→ What is expected
Copy out all lines in the data below containing the string "content".

Data entries:
=======

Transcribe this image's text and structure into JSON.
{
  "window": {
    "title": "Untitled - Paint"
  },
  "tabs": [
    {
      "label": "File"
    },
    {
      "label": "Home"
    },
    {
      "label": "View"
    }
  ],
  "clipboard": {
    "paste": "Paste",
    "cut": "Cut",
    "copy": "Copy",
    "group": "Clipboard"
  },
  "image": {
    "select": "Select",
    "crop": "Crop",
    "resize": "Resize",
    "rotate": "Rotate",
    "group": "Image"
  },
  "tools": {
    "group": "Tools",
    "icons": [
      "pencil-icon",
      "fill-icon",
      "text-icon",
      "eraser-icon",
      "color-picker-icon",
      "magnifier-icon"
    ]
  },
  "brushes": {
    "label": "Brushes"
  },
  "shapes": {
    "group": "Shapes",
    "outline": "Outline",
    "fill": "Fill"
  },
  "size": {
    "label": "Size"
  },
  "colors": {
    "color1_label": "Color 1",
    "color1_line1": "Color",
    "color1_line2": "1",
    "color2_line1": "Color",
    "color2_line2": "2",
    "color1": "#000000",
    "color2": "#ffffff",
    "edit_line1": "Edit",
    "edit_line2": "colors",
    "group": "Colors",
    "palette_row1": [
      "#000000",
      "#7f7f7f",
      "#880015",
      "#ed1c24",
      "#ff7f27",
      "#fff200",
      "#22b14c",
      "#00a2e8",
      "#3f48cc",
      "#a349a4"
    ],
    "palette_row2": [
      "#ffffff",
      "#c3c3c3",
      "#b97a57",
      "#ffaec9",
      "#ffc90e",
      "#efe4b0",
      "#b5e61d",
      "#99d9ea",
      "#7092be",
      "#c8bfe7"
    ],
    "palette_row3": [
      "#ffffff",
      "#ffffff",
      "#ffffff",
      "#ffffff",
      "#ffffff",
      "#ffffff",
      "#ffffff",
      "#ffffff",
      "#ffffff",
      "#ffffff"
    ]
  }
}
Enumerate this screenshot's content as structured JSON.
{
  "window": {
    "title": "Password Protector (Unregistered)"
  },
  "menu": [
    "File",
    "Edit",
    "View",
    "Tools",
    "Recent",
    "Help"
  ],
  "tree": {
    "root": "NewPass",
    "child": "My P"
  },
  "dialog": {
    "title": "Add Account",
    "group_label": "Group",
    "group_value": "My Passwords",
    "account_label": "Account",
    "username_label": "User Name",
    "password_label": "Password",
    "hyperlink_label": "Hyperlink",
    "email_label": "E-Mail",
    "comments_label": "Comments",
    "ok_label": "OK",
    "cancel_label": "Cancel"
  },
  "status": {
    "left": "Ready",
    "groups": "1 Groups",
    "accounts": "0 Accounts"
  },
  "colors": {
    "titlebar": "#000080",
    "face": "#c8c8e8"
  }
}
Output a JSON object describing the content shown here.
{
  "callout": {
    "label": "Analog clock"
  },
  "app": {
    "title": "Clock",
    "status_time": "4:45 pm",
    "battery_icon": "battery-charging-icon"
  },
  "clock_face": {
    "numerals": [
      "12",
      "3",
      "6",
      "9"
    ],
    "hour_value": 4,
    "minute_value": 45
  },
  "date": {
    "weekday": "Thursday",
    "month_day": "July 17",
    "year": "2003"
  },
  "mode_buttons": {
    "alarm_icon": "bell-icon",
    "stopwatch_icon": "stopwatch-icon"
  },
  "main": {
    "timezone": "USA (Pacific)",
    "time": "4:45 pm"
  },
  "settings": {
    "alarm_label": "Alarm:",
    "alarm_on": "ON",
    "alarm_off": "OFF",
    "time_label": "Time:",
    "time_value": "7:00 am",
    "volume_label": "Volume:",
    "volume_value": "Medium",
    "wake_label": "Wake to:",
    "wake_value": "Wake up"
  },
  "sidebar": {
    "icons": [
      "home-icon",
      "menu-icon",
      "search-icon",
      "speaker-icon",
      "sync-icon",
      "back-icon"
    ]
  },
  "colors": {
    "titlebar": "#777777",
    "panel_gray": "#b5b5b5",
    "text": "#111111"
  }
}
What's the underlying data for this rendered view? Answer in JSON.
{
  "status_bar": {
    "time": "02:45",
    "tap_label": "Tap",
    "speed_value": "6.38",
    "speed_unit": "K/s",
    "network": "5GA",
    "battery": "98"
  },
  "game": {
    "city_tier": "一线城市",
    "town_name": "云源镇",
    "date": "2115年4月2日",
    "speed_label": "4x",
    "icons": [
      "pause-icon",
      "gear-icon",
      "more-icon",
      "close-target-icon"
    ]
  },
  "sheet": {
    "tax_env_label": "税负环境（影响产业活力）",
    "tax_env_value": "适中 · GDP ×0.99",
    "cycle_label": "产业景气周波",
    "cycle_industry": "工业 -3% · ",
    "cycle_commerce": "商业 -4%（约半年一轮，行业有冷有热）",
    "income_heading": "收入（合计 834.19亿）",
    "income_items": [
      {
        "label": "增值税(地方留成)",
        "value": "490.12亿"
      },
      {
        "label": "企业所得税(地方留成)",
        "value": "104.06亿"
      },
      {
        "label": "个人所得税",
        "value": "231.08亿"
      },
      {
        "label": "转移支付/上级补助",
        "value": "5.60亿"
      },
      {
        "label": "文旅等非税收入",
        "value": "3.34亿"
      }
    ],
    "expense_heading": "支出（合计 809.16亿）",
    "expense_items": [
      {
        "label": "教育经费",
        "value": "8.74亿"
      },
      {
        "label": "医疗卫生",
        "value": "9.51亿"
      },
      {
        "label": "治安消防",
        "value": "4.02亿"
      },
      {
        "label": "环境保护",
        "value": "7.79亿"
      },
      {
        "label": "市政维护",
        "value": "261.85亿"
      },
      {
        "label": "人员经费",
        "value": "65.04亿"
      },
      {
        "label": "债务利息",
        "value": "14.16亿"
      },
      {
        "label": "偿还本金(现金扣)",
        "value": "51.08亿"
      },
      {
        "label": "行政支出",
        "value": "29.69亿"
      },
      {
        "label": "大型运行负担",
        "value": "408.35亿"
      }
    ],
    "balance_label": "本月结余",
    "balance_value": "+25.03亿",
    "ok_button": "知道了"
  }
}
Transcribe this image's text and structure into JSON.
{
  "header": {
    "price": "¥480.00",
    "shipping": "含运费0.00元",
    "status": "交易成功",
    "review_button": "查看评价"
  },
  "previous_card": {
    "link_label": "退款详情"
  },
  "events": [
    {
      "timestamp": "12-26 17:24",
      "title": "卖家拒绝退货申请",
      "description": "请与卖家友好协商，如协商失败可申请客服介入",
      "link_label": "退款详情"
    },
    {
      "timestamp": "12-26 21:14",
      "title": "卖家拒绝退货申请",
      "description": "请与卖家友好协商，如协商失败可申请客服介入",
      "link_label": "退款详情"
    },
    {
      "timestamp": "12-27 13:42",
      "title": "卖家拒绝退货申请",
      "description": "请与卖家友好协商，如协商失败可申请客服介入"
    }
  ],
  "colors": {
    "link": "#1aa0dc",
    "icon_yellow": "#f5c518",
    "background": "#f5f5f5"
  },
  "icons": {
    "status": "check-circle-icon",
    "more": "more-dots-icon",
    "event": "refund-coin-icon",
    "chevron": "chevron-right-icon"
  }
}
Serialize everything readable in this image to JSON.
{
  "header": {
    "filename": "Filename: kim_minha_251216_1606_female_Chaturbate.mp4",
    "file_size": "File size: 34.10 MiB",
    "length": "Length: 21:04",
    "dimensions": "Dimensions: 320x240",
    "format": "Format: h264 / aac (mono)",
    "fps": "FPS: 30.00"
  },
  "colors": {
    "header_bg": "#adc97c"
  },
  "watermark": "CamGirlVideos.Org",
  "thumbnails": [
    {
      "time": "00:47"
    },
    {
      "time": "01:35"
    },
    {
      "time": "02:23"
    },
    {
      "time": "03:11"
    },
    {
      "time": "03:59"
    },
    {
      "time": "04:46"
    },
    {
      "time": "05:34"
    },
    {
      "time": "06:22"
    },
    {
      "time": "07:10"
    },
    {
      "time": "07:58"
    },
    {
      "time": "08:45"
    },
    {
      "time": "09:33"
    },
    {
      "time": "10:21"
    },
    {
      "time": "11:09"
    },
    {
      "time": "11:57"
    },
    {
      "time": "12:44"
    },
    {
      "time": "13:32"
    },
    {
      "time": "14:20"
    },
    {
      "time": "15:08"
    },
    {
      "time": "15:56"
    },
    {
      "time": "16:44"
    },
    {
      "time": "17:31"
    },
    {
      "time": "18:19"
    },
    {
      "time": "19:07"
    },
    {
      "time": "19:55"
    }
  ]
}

=======

→ Answer below
Enumerate this screenshot's content as structured JSON.
Output a JSON object describing the content shown here.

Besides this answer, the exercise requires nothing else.